• Stated goal
Identify every line in the records below that contains the word "offer", and copy each of those lines.

======

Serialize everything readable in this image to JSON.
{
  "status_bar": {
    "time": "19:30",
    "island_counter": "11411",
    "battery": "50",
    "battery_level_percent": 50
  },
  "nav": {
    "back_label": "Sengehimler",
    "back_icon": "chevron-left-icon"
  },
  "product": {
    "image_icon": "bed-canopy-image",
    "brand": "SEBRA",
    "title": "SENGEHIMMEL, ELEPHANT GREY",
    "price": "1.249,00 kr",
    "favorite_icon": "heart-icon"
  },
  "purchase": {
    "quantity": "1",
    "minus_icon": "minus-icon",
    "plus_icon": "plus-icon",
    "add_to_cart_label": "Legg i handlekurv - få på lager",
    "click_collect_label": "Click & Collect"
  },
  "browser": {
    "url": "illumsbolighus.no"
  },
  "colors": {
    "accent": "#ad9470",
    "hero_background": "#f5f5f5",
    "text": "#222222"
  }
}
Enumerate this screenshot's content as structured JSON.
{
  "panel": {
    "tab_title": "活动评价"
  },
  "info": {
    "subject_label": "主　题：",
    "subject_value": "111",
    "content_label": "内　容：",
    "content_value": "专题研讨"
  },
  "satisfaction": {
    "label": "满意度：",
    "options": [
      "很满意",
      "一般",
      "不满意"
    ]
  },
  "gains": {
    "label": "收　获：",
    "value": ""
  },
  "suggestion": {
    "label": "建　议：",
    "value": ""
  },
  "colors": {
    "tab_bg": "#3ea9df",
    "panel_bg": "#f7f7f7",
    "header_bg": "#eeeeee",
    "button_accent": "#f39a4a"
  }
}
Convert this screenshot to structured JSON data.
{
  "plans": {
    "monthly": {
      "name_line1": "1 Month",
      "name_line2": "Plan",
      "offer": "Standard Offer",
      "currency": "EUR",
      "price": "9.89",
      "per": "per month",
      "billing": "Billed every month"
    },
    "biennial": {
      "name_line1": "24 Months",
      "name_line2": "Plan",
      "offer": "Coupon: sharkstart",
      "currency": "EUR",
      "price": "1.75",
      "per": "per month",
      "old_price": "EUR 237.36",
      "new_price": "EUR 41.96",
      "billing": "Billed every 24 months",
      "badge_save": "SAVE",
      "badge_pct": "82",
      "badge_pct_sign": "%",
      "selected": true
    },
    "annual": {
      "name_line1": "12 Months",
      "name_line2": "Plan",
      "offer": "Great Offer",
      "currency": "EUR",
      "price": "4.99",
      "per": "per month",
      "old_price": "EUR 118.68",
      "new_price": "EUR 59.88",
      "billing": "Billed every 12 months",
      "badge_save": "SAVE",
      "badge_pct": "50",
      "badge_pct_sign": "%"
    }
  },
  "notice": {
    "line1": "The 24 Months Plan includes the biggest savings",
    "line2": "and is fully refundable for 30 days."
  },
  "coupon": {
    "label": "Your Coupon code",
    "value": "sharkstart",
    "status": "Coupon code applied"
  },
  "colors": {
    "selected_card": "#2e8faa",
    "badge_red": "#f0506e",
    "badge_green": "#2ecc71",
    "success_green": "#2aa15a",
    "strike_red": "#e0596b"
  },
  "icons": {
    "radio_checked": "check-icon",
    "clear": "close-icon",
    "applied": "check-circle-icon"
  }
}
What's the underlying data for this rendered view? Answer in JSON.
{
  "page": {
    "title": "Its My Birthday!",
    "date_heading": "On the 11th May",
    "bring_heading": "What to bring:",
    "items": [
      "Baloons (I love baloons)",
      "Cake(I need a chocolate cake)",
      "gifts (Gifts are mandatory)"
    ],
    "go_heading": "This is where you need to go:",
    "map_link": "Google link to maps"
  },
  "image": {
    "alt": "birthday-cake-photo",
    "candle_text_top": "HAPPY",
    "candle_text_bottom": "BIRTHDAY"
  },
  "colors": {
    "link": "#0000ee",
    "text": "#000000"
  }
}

======

• In response
      "offer": "Standard Offer",
      "offer": "Coupon: sharkstart",
      "offer": "Great Offer",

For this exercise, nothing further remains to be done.